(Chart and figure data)
★ ★ ★

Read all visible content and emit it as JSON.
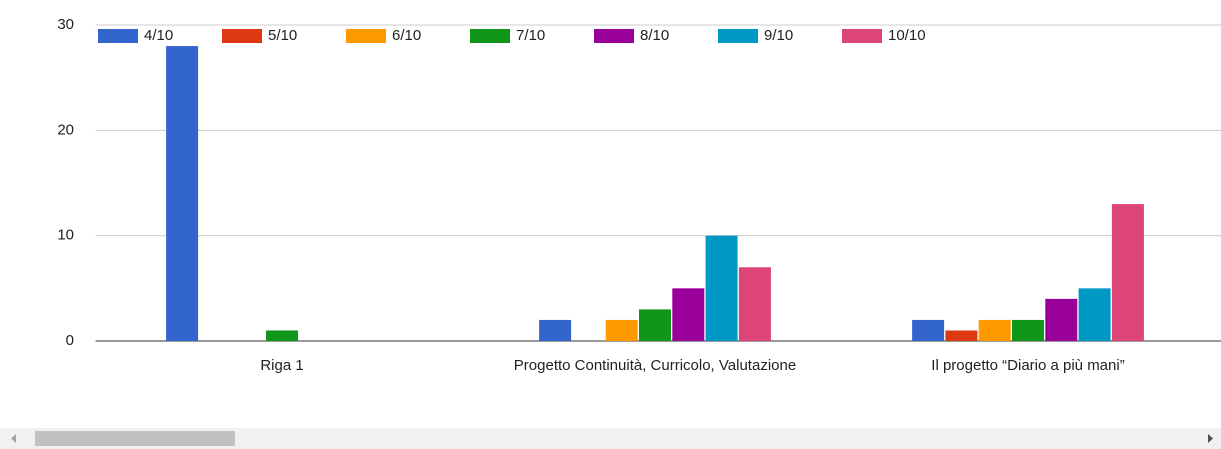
{
  "chart_data": {
    "type": "bar",
    "categories": [
      "Riga 1",
      "Progetto Continuità, Curricolo, Valutazione",
      "Il progetto “Diario a più mani”"
    ],
    "series": [
      {
        "name": "4/10",
        "color": "#3366cc",
        "values": [
          28,
          2,
          2
        ]
      },
      {
        "name": "5/10",
        "color": "#dc3912",
        "values": [
          0,
          0,
          1
        ]
      },
      {
        "name": "6/10",
        "color": "#ff9900",
        "values": [
          0,
          2,
          2
        ]
      },
      {
        "name": "7/10",
        "color": "#109618",
        "values": [
          1,
          3,
          2
        ]
      },
      {
        "name": "8/10",
        "color": "#990099",
        "values": [
          0,
          5,
          4
        ]
      },
      {
        "name": "9/10",
        "color": "#0099c6",
        "values": [
          0,
          10,
          5
        ]
      },
      {
        "name": "10/10",
        "color": "#dd4477",
        "values": [
          0,
          7,
          13
        ]
      }
    ],
    "ylim": [
      0,
      30
    ],
    "yticks": [
      0,
      10,
      20,
      30
    ],
    "grid": true,
    "legend": "top"
  }
}
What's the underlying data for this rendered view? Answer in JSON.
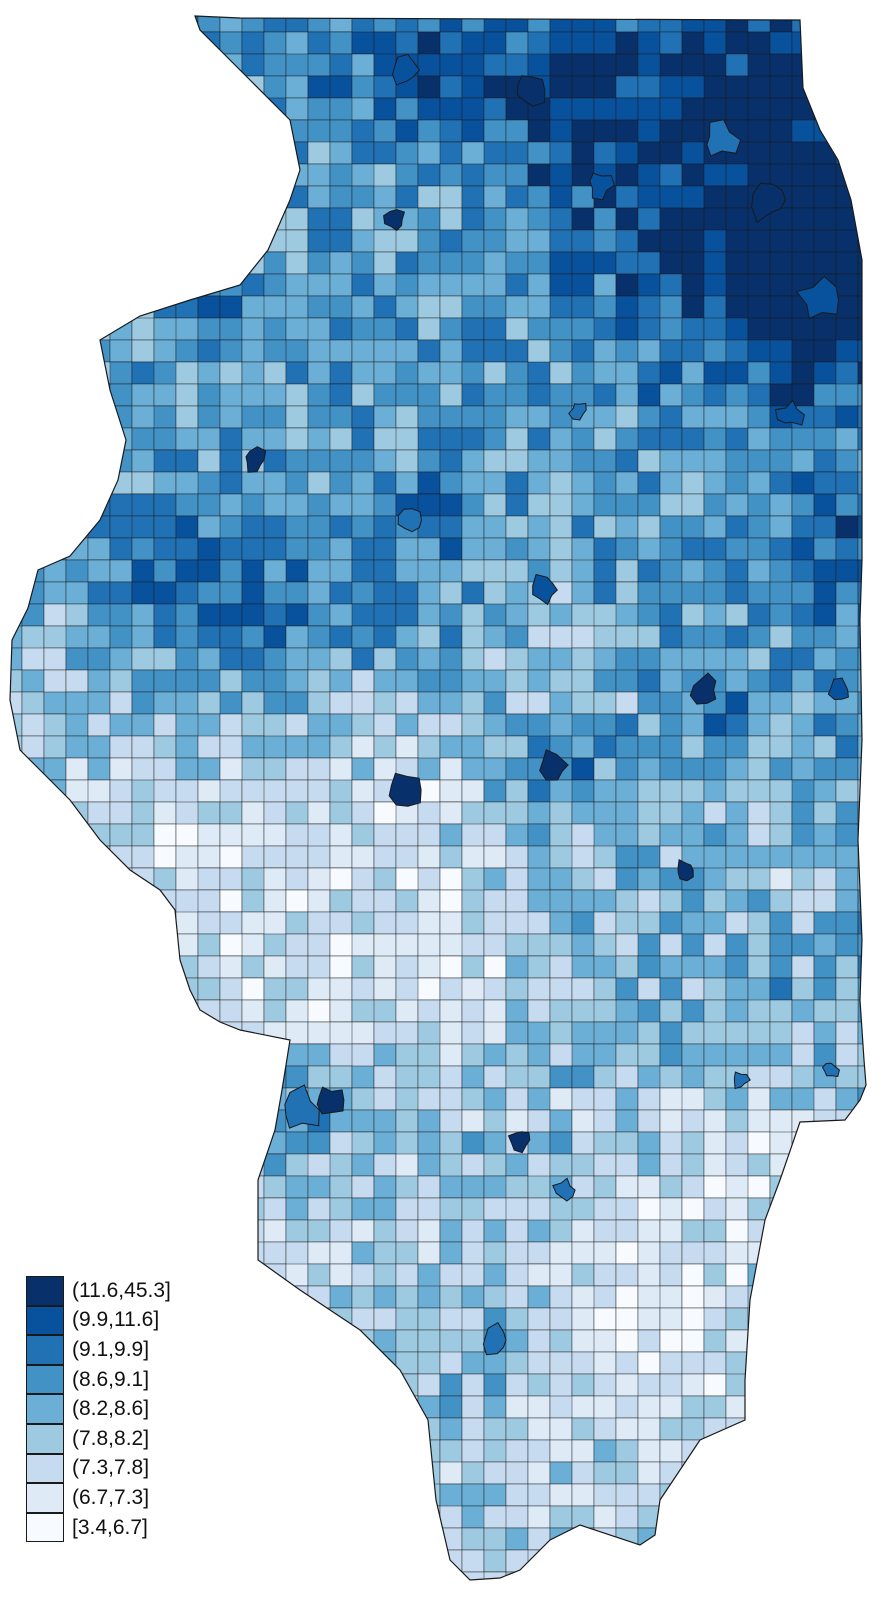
{
  "map": {
    "region": "Illinois",
    "unit": "census tracts",
    "palette": [
      "#f7fbff",
      "#deebf7",
      "#c6dbef",
      "#9ecae1",
      "#6baed6",
      "#4292c6",
      "#2171b5",
      "#08519c",
      "#08306b"
    ],
    "border_color": "#1a1a1a"
  },
  "legend": {
    "items": [
      {
        "label": "(11.6,45.3]",
        "color": "#08306b"
      },
      {
        "label": "(9.9,11.6]",
        "color": "#08519c"
      },
      {
        "label": "(9.1,9.9]",
        "color": "#2171b5"
      },
      {
        "label": "(8.6,9.1]",
        "color": "#4292c6"
      },
      {
        "label": "(8.2,8.6]",
        "color": "#6baed6"
      },
      {
        "label": "(7.8,8.2]",
        "color": "#9ecae1"
      },
      {
        "label": "(7.3,7.8]",
        "color": "#c6dbef"
      },
      {
        "label": "(6.7,7.3]",
        "color": "#deebf7"
      },
      {
        "label": "[3.4,6.7]",
        "color": "#f7fbff"
      }
    ]
  }
}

★ ★ ★

• **SET PROBLEM**:
Reproduce word for word only the lines between the line containing "What's the underlying" and the end of the listing above, both included, and drop any pictures.

• **RESPONSE TO THE EXERCISE**:
What's the underlying data for this rendered view? Answer in JSON.
{
  "map": {
    "region": "Illinois",
    "unit": "census tracts",
    "palette": [
      "#f7fbff",
      "#deebf7",
      "#c6dbef",
      "#9ecae1",
      "#6baed6",
      "#4292c6",
      "#2171b5",
      "#08519c",
      "#08306b"
    ],
    "border_color": "#1a1a1a"
  },
  "legend": {
    "items": [
      {
        "label": "(11.6,45.3]",
        "color": "#08306b"
      },
      {
        "label": "(9.9,11.6]",
        "color": "#08519c"
      },
      {
        "label": "(9.1,9.9]",
        "color": "#2171b5"
      },
      {
        "label": "(8.6,9.1]",
        "color": "#4292c6"
      },
      {
        "label": "(8.2,8.6]",
        "color": "#6baed6"
      },
      {
        "label": "(7.8,8.2]",
        "color": "#9ecae1"
      },
      {
        "label": "(7.3,7.8]",
        "color": "#c6dbef"
      },
      {
        "label": "(6.7,7.3]",
        "color": "#deebf7"
      },
      {
        "label": "[3.4,6.7]",
        "color": "#f7fbff"
      }
    ]
  }
}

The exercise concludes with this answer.